Task instructions:
Please copy all the lines that follow, word for word.

Task input:

%%

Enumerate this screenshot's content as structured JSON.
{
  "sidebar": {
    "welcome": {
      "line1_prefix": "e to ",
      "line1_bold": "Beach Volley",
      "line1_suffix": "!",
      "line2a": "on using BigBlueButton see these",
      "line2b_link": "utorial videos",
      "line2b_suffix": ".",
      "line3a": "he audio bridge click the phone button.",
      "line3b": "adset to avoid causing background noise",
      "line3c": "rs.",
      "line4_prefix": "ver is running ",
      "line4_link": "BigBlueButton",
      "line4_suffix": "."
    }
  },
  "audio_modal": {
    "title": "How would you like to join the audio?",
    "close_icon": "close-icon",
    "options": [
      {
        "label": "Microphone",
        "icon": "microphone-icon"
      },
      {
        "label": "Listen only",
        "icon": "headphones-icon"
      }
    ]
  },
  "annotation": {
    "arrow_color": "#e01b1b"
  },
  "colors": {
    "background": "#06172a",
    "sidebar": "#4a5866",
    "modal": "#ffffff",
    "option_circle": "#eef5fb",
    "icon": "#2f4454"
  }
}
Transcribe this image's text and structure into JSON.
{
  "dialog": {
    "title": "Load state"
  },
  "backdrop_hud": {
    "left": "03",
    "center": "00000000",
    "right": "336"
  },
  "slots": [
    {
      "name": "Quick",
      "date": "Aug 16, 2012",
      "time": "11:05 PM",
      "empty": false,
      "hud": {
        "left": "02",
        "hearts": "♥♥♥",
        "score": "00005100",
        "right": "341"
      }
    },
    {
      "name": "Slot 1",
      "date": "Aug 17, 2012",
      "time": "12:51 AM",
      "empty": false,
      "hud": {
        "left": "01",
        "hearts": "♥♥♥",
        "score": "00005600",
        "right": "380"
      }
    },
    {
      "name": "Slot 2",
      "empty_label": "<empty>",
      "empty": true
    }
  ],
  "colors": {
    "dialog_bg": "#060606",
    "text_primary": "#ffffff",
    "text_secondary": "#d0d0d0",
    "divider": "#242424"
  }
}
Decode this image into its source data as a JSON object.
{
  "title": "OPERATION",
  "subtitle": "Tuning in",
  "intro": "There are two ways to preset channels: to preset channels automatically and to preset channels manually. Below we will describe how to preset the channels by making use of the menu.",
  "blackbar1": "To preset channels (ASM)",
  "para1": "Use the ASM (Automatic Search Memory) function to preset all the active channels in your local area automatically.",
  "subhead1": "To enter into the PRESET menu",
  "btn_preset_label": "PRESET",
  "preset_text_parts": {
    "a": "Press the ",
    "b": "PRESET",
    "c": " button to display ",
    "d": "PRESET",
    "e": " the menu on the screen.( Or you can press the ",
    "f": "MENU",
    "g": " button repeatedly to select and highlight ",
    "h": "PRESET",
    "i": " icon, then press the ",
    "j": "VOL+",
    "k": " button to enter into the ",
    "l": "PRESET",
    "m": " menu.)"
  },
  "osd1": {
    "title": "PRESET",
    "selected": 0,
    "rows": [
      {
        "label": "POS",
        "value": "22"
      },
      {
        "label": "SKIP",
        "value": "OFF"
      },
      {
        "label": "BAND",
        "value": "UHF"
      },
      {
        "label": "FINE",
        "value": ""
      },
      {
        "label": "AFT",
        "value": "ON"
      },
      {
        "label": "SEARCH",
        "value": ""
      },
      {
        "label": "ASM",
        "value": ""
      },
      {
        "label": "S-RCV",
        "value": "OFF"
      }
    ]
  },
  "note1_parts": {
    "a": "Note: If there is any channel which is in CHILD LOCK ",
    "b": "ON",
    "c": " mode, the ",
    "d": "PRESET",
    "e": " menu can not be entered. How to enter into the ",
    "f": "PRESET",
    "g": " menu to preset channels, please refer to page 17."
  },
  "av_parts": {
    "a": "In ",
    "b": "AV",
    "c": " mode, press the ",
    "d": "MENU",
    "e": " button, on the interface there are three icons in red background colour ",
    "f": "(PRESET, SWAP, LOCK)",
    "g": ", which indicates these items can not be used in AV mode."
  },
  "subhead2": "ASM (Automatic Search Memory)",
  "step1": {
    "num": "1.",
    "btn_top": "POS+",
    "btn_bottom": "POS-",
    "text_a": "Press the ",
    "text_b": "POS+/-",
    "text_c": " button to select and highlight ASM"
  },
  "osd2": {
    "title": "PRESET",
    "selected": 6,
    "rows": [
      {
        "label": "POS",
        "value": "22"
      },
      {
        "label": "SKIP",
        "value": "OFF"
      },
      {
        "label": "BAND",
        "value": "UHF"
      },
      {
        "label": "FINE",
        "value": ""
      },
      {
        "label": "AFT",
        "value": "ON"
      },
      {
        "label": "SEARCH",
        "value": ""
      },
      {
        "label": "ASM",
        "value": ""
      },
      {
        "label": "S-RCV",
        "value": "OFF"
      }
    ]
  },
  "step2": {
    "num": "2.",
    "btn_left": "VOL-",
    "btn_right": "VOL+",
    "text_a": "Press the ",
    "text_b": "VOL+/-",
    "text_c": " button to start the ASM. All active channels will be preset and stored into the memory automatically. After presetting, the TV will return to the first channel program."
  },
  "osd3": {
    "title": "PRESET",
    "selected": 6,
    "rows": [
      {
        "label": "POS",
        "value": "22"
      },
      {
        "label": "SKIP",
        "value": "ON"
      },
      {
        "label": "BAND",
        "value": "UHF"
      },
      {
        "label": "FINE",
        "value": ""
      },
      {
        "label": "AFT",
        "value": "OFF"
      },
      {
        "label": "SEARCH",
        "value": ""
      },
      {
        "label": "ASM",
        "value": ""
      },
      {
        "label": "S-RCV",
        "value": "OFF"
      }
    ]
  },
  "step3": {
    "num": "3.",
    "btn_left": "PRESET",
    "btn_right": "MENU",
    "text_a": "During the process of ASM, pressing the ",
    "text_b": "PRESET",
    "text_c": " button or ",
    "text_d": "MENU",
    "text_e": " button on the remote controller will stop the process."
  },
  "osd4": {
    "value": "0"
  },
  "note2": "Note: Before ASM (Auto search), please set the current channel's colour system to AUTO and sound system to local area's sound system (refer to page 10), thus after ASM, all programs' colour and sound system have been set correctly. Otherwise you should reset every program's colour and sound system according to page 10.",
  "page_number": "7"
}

%%

Task response:
Enumerate this screenshot's content as structured JSON.
{
  "sidebar": {
    "welcome": {
      "line1_prefix": "e to ",
      "line1_bold": "Beach Volley",
      "line1_suffix": "!",
      "line2a": "on using BigBlueButton see these",
      "line2b_link": "utorial videos",
      "line2b_suffix": ".",
      "line3a": "he audio bridge click the phone button.",
      "line3b": "adset to avoid causing background noise",
      "line3c": "rs.",
      "line4_prefix": "ver is running ",
      "line4_link": "BigBlueButton",
      "line4_suffix": "."
    }
  },
  "audio_modal": {
    "title": "How would you like to join the audio?",
    "close_icon": "close-icon",
    "options": [
      {
        "label": "Microphone",
        "icon": "microphone-icon"
      },
      {
        "label": "Listen only",
        "icon": "headphones-icon"
      }
    ]
  },
  "annotation": {
    "arrow_color": "#e01b1b"
  },
  "colors": {
    "background": "#06172a",
    "sidebar": "#4a5866",
    "modal": "#ffffff",
    "option_circle": "#eef5fb",
    "icon": "#2f4454"
  }
}
Transcribe this image's text and structure into JSON.
{
  "dialog": {
    "title": "Load state"
  },
  "backdrop_hud": {
    "left": "03",
    "center": "00000000",
    "right": "336"
  },
  "slots": [
    {
      "name": "Quick",
      "date": "Aug 16, 2012",
      "time": "11:05 PM",
      "empty": false,
      "hud": {
        "left": "02",
        "hearts": "♥♥♥",
        "score": "00005100",
        "right": "341"
      }
    },
    {
      "name": "Slot 1",
      "date": "Aug 17, 2012",
      "time": "12:51 AM",
      "empty": false,
      "hud": {
        "left": "01",
        "hearts": "♥♥♥",
        "score": "00005600",
        "right": "380"
      }
    },
    {
      "name": "Slot 2",
      "empty_label": "<empty>",
      "empty": true
    }
  ],
  "colors": {
    "dialog_bg": "#060606",
    "text_primary": "#ffffff",
    "text_secondary": "#d0d0d0",
    "divider": "#242424"
  }
}
Decode this image into its source data as a JSON object.
{
  "title": "OPERATION",
  "subtitle": "Tuning in",
  "intro": "There are two ways to preset channels: to preset channels automatically and to preset channels manually. Below we will describe how to preset the channels by making use of the menu.",
  "blackbar1": "To preset channels (ASM)",
  "para1": "Use the ASM (Automatic Search Memory) function to preset all the active channels in your local area automatically.",
  "subhead1": "To enter into the PRESET menu",
  "btn_preset_label": "PRESET",
  "preset_text_parts": {
    "a": "Press the ",
    "b": "PRESET",
    "c": " button to display ",
    "d": "PRESET",
    "e": " the menu on the screen.( Or you can press the ",
    "f": "MENU",
    "g": " button repeatedly to select and highlight ",
    "h": "PRESET",
    "i": " icon, then press the ",
    "j": "VOL+",
    "k": " button to enter into the ",
    "l": "PRESET",
    "m": " menu.)"
  },
  "osd1": {
    "title": "PRESET",
    "selected": 0,
    "rows": [
      {
        "label": "POS",
        "value": "22"
      },
      {
        "label": "SKIP",
        "value": "OFF"
      },
      {
        "label": "BAND",
        "value": "UHF"
      },
      {
        "label": "FINE",
        "value": ""
      },
      {
        "label": "AFT",
        "value": "ON"
      },
      {
        "label": "SEARCH",
        "value": ""
      },
      {
        "label": "ASM",
        "value": ""
      },
      {
        "label": "S-RCV",
        "value": "OFF"
      }
    ]
  },
  "note1_parts": {
    "a": "Note: If there is any channel which is in CHILD LOCK ",
    "b": "ON",
    "c": " mode, the ",
    "d": "PRESET",
    "e": " menu can not be entered. How to enter into the ",
    "f": "PRESET",
    "g": " menu to preset channels, please refer to page 17."
  },
  "av_parts": {
    "a": "In ",
    "b": "AV",
    "c": " mode, press the ",
    "d": "MENU",
    "e": " button, on the interface there are three icons in red background colour ",
    "f": "(PRESET, SWAP, LOCK)",
    "g": ", which indicates these items can not be used in AV mode."
  },
  "subhead2": "ASM (Automatic Search Memory)",
  "step1": {
    "num": "1.",
    "btn_top": "POS+",
    "btn_bottom": "POS-",
    "text_a": "Press the ",
    "text_b": "POS+/-",
    "text_c": " button to select and highlight ASM"
  },
  "osd2": {
    "title": "PRESET",
    "selected": 6,
    "rows": [
      {
        "label": "POS",
        "value": "22"
      },
      {
        "label": "SKIP",
        "value": "OFF"
      },
      {
        "label": "BAND",
        "value": "UHF"
      },
      {
        "label": "FINE",
        "value": ""
      },
      {
        "label": "AFT",
        "value": "ON"
      },
      {
        "label": "SEARCH",
        "value": ""
      },
      {
        "label": "ASM",
        "value": ""
      },
      {
        "label": "S-RCV",
        "value": "OFF"
      }
    ]
  },
  "step2": {
    "num": "2.",
    "btn_left": "VOL-",
    "btn_right": "VOL+",
    "text_a": "Press the ",
    "text_b": "VOL+/-",
    "text_c": " button to start the ASM. All active channels will be preset and stored into the memory automatically. After presetting, the TV will return to the first channel program."
  },
  "osd3": {
    "title": "PRESET",
    "selected": 6,
    "rows": [
      {
        "label": "POS",
        "value": "22"
      },
      {
        "label": "SKIP",
        "value": "ON"
      },
      {
        "label": "BAND",
        "value": "UHF"
      },
      {
        "label": "FINE",
        "value": ""
      },
      {
        "label": "AFT",
        "value": "OFF"
      },
      {
        "label": "SEARCH",
        "value": ""
      },
      {
        "label": "ASM",
        "value": ""
      },
      {
        "label": "S-RCV",
        "value": "OFF"
      }
    ]
  },
  "step3": {
    "num": "3.",
    "btn_left": "PRESET",
    "btn_right": "MENU",
    "text_a": "During the process of ASM, pressing the ",
    "text_b": "PRESET",
    "text_c": " button or ",
    "text_d": "MENU",
    "text_e": " button on the remote controller will stop the process."
  },
  "osd4": {
    "value": "0"
  },
  "note2": "Note: Before ASM (Auto search), please set the current channel's colour system to AUTO and sound system to local area's sound system (refer to page 10), thus after ASM, all programs' colour and sound system have been set correctly. Otherwise you should reset every program's colour and sound system according to page 10.",
  "page_number": "7"
}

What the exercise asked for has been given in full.